* begin *
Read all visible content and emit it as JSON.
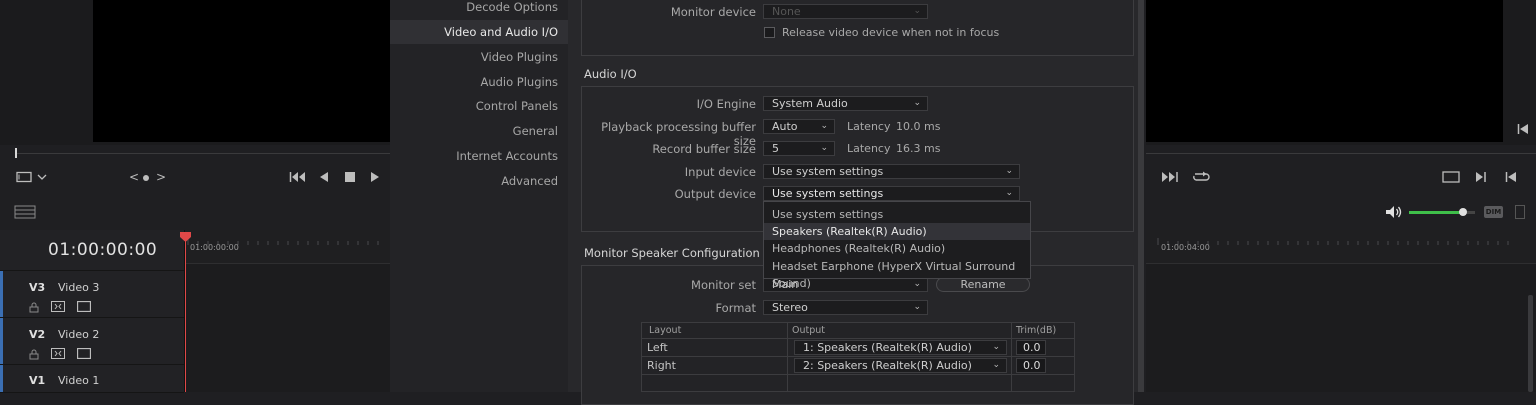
{
  "left_viewer": {
    "nav_prev": "<",
    "nav_next": ">"
  },
  "timeline": {
    "timecode": "01:00:00:00",
    "ruler_start": "01:00:00:00",
    "ruler_right": "01:00:04:00",
    "tracks": [
      {
        "id": "V3",
        "name": "Video 3"
      },
      {
        "id": "V2",
        "name": "Video 2"
      },
      {
        "id": "V1",
        "name": "Video 1"
      }
    ]
  },
  "audio_meter": {
    "dim_label": "DIM",
    "volume_level": 0.82,
    "accent": "#3fbf4a"
  },
  "sidebar": {
    "items": [
      {
        "label": "Decode Options",
        "active": false
      },
      {
        "label": "Video and Audio I/O",
        "active": true
      },
      {
        "label": "Video Plugins",
        "active": false
      },
      {
        "label": "Audio Plugins",
        "active": false
      },
      {
        "label": "Control Panels",
        "active": false
      },
      {
        "label": "General",
        "active": false
      },
      {
        "label": "Internet Accounts",
        "active": false
      },
      {
        "label": "Advanced",
        "active": false
      }
    ]
  },
  "video_io": {
    "monitor_device_label": "Monitor device",
    "monitor_device_value": "None",
    "release_label": "Release video device when not in focus"
  },
  "audio_io": {
    "title": "Audio I/O",
    "io_engine_label": "I/O Engine",
    "io_engine_value": "System Audio",
    "playback_label": "Playback processing buffer size",
    "playback_value": "Auto",
    "latency_label": "Latency",
    "playback_latency": "10.0 ms",
    "record_label": "Record buffer size",
    "record_value": "5",
    "record_latency": "16.3 ms",
    "input_label": "Input device",
    "input_value": "Use system settings",
    "output_label": "Output device",
    "output_value": "Use system settings"
  },
  "output_dropdown": {
    "options": [
      {
        "label": "Use system settings",
        "highlighted": false
      },
      {
        "label": "Speakers (Realtek(R) Audio)",
        "highlighted": true
      },
      {
        "label": "Headphones (Realtek(R) Audio)",
        "highlighted": false
      },
      {
        "label": "Headset Earphone (HyperX Virtual Surround Sound)",
        "highlighted": false
      }
    ]
  },
  "monitor_speaker": {
    "title": "Monitor Speaker Configuration",
    "monitor_set_label": "Monitor set",
    "monitor_set_value": "Main",
    "rename_label": "Rename",
    "format_label": "Format",
    "format_value": "Stereo",
    "table": {
      "headers": [
        "Layout",
        "Output",
        "Trim(dB)"
      ],
      "rows": [
        {
          "layout": "Left",
          "output": "1: Speakers (Realtek(R) Audio)",
          "trim": "0.0"
        },
        {
          "layout": "Right",
          "output": "2: Speakers (Realtek(R) Audio)",
          "trim": "0.0"
        }
      ]
    }
  }
}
* end *
Work to be completed ▸
Pictures stay out; reproduce every line of the records exactly.

Finished exercise ▸
Read all visible content and emit it as JSON.
{
  "left_viewer": {
    "nav_prev": "<",
    "nav_next": ">"
  },
  "timeline": {
    "timecode": "01:00:00:00",
    "ruler_start": "01:00:00:00",
    "ruler_right": "01:00:04:00",
    "tracks": [
      {
        "id": "V3",
        "name": "Video 3"
      },
      {
        "id": "V2",
        "name": "Video 2"
      },
      {
        "id": "V1",
        "name": "Video 1"
      }
    ]
  },
  "audio_meter": {
    "dim_label": "DIM",
    "volume_level": 0.82,
    "accent": "#3fbf4a"
  },
  "sidebar": {
    "items": [
      {
        "label": "Decode Options",
        "active": false
      },
      {
        "label": "Video and Audio I/O",
        "active": true
      },
      {
        "label": "Video Plugins",
        "active": false
      },
      {
        "label": "Audio Plugins",
        "active": false
      },
      {
        "label": "Control Panels",
        "active": false
      },
      {
        "label": "General",
        "active": false
      },
      {
        "label": "Internet Accounts",
        "active": false
      },
      {
        "label": "Advanced",
        "active": false
      }
    ]
  },
  "video_io": {
    "monitor_device_label": "Monitor device",
    "monitor_device_value": "None",
    "release_label": "Release video device when not in focus"
  },
  "audio_io": {
    "title": "Audio I/O",
    "io_engine_label": "I/O Engine",
    "io_engine_value": "System Audio",
    "playback_label": "Playback processing buffer size",
    "playback_value": "Auto",
    "latency_label": "Latency",
    "playback_latency": "10.0 ms",
    "record_label": "Record buffer size",
    "record_value": "5",
    "record_latency": "16.3 ms",
    "input_label": "Input device",
    "input_value": "Use system settings",
    "output_label": "Output device",
    "output_value": "Use system settings"
  },
  "output_dropdown": {
    "options": [
      {
        "label": "Use system settings",
        "highlighted": false
      },
      {
        "label": "Speakers (Realtek(R) Audio)",
        "highlighted": true
      },
      {
        "label": "Headphones (Realtek(R) Audio)",
        "highlighted": false
      },
      {
        "label": "Headset Earphone (HyperX Virtual Surround Sound)",
        "highlighted": false
      }
    ]
  },
  "monitor_speaker": {
    "title": "Monitor Speaker Configuration",
    "monitor_set_label": "Monitor set",
    "monitor_set_value": "Main",
    "rename_label": "Rename",
    "format_label": "Format",
    "format_value": "Stereo",
    "table": {
      "headers": [
        "Layout",
        "Output",
        "Trim(dB)"
      ],
      "rows": [
        {
          "layout": "Left",
          "output": "1: Speakers (Realtek(R) Audio)",
          "trim": "0.0"
        },
        {
          "layout": "Right",
          "output": "2: Speakers (Realtek(R) Audio)",
          "trim": "0.0"
        }
      ]
    }
  }
}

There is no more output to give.